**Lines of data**
============
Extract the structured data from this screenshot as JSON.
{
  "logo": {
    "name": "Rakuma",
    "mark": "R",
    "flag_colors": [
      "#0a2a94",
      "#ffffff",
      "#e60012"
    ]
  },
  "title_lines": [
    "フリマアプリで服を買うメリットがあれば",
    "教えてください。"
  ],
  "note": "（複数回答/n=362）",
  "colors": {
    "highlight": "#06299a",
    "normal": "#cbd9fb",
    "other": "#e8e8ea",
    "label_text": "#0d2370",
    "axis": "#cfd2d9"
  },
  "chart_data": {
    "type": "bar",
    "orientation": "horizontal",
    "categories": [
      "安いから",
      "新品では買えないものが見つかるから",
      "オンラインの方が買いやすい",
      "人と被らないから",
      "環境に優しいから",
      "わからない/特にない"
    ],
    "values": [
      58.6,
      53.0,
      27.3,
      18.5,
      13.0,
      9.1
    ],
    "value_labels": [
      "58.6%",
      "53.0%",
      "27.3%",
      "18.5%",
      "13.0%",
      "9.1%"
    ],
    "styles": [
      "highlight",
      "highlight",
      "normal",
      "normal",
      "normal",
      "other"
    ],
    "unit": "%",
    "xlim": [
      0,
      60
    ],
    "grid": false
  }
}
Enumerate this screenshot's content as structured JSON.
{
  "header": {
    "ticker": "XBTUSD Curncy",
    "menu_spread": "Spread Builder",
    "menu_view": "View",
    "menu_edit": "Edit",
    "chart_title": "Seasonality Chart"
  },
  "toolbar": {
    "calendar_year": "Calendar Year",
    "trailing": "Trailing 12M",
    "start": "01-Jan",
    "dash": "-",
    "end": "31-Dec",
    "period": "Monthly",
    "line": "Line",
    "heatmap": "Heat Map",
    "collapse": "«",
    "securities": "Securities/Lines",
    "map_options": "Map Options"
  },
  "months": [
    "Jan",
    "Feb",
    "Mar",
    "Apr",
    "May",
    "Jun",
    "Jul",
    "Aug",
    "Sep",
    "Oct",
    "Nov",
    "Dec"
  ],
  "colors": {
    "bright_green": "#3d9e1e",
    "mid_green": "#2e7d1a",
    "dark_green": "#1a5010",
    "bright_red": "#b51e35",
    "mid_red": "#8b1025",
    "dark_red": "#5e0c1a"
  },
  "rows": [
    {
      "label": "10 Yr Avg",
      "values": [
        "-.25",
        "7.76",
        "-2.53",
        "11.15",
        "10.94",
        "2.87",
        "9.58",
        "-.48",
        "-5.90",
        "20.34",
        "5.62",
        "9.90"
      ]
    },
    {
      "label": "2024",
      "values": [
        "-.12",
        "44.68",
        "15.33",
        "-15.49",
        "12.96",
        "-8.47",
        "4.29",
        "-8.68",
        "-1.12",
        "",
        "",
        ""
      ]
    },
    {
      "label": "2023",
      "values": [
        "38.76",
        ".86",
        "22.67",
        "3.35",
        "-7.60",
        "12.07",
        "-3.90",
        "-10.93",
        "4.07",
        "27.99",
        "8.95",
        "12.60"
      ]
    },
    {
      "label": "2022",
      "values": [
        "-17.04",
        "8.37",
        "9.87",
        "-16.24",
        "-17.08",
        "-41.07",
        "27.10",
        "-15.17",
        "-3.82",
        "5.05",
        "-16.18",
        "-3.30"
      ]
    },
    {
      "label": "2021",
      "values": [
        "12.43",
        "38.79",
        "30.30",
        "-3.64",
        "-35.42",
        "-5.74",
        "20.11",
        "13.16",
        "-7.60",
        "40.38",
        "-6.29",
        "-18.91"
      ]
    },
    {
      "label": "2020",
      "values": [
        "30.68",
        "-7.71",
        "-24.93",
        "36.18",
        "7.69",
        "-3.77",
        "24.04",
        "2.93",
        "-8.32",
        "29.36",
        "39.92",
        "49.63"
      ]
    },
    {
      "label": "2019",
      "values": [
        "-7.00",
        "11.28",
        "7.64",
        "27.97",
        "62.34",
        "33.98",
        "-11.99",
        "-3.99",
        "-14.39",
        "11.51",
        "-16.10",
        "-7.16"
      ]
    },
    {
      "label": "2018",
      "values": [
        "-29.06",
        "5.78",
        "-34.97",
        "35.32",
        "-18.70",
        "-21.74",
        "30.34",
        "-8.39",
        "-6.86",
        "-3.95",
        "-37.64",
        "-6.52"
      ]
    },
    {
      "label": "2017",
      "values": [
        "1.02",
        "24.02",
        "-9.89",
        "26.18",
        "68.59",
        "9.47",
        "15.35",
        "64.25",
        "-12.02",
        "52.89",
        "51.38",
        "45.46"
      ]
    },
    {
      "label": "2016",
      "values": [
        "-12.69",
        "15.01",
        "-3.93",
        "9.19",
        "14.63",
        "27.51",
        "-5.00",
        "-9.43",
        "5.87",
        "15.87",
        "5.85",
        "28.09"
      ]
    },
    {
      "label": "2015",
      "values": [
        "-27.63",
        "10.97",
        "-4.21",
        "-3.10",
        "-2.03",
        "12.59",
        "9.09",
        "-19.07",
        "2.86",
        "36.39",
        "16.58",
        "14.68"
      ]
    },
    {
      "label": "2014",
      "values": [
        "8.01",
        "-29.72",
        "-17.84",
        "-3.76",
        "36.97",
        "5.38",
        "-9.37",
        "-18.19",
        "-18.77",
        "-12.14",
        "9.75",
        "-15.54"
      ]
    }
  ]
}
============
**WORK TO COMPLETE**
Extract the complete set of records unchanged.

**ANSWER**
Extract the structured data from this screenshot as JSON.
{
  "logo": {
    "name": "Rakuma",
    "mark": "R",
    "flag_colors": [
      "#0a2a94",
      "#ffffff",
      "#e60012"
    ]
  },
  "title_lines": [
    "フリマアプリで服を買うメリットがあれば",
    "教えてください。"
  ],
  "note": "（複数回答/n=362）",
  "colors": {
    "highlight": "#06299a",
    "normal": "#cbd9fb",
    "other": "#e8e8ea",
    "label_text": "#0d2370",
    "axis": "#cfd2d9"
  },
  "chart_data": {
    "type": "bar",
    "orientation": "horizontal",
    "categories": [
      "安いから",
      "新品では買えないものが見つかるから",
      "オンラインの方が買いやすい",
      "人と被らないから",
      "環境に優しいから",
      "わからない/特にない"
    ],
    "values": [
      58.6,
      53.0,
      27.3,
      18.5,
      13.0,
      9.1
    ],
    "value_labels": [
      "58.6%",
      "53.0%",
      "27.3%",
      "18.5%",
      "13.0%",
      "9.1%"
    ],
    "styles": [
      "highlight",
      "highlight",
      "normal",
      "normal",
      "normal",
      "other"
    ],
    "unit": "%",
    "xlim": [
      0,
      60
    ],
    "grid": false
  }
}
Enumerate this screenshot's content as structured JSON.
{
  "header": {
    "ticker": "XBTUSD Curncy",
    "menu_spread": "Spread Builder",
    "menu_view": "View",
    "menu_edit": "Edit",
    "chart_title": "Seasonality Chart"
  },
  "toolbar": {
    "calendar_year": "Calendar Year",
    "trailing": "Trailing 12M",
    "start": "01-Jan",
    "dash": "-",
    "end": "31-Dec",
    "period": "Monthly",
    "line": "Line",
    "heatmap": "Heat Map",
    "collapse": "«",
    "securities": "Securities/Lines",
    "map_options": "Map Options"
  },
  "months": [
    "Jan",
    "Feb",
    "Mar",
    "Apr",
    "May",
    "Jun",
    "Jul",
    "Aug",
    "Sep",
    "Oct",
    "Nov",
    "Dec"
  ],
  "colors": {
    "bright_green": "#3d9e1e",
    "mid_green": "#2e7d1a",
    "dark_green": "#1a5010",
    "bright_red": "#b51e35",
    "mid_red": "#8b1025",
    "dark_red": "#5e0c1a"
  },
  "rows": [
    {
      "label": "10 Yr Avg",
      "values": [
        "-.25",
        "7.76",
        "-2.53",
        "11.15",
        "10.94",
        "2.87",
        "9.58",
        "-.48",
        "-5.90",
        "20.34",
        "5.62",
        "9.90"
      ]
    },
    {
      "label": "2024",
      "values": [
        "-.12",
        "44.68",
        "15.33",
        "-15.49",
        "12.96",
        "-8.47",
        "4.29",
        "-8.68",
        "-1.12",
        "",
        "",
        ""
      ]
    },
    {
      "label": "2023",
      "values": [
        "38.76",
        ".86",
        "22.67",
        "3.35",
        "-7.60",
        "12.07",
        "-3.90",
        "-10.93",
        "4.07",
        "27.99",
        "8.95",
        "12.60"
      ]
    },
    {
      "label": "2022",
      "values": [
        "-17.04",
        "8.37",
        "9.87",
        "-16.24",
        "-17.08",
        "-41.07",
        "27.10",
        "-15.17",
        "-3.82",
        "5.05",
        "-16.18",
        "-3.30"
      ]
    },
    {
      "label": "2021",
      "values": [
        "12.43",
        "38.79",
        "30.30",
        "-3.64",
        "-35.42",
        "-5.74",
        "20.11",
        "13.16",
        "-7.60",
        "40.38",
        "-6.29",
        "-18.91"
      ]
    },
    {
      "label": "2020",
      "values": [
        "30.68",
        "-7.71",
        "-24.93",
        "36.18",
        "7.69",
        "-3.77",
        "24.04",
        "2.93",
        "-8.32",
        "29.36",
        "39.92",
        "49.63"
      ]
    },
    {
      "label": "2019",
      "values": [
        "-7.00",
        "11.28",
        "7.64",
        "27.97",
        "62.34",
        "33.98",
        "-11.99",
        "-3.99",
        "-14.39",
        "11.51",
        "-16.10",
        "-7.16"
      ]
    },
    {
      "label": "2018",
      "values": [
        "-29.06",
        "5.78",
        "-34.97",
        "35.32",
        "-18.70",
        "-21.74",
        "30.34",
        "-8.39",
        "-6.86",
        "-3.95",
        "-37.64",
        "-6.52"
      ]
    },
    {
      "label": "2017",
      "values": [
        "1.02",
        "24.02",
        "-9.89",
        "26.18",
        "68.59",
        "9.47",
        "15.35",
        "64.25",
        "-12.02",
        "52.89",
        "51.38",
        "45.46"
      ]
    },
    {
      "label": "2016",
      "values": [
        "-12.69",
        "15.01",
        "-3.93",
        "9.19",
        "14.63",
        "27.51",
        "-5.00",
        "-9.43",
        "5.87",
        "15.87",
        "5.85",
        "28.09"
      ]
    },
    {
      "label": "2015",
      "values": [
        "-27.63",
        "10.97",
        "-4.21",
        "-3.10",
        "-2.03",
        "12.59",
        "9.09",
        "-19.07",
        "2.86",
        "36.39",
        "16.58",
        "14.68"
      ]
    },
    {
      "label": "2014",
      "values": [
        "8.01",
        "-29.72",
        "-17.84",
        "-3.76",
        "36.97",
        "5.38",
        "-9.37",
        "-18.19",
        "-18.77",
        "-12.14",
        "9.75",
        "-15.54"
      ]
    }
  ]
}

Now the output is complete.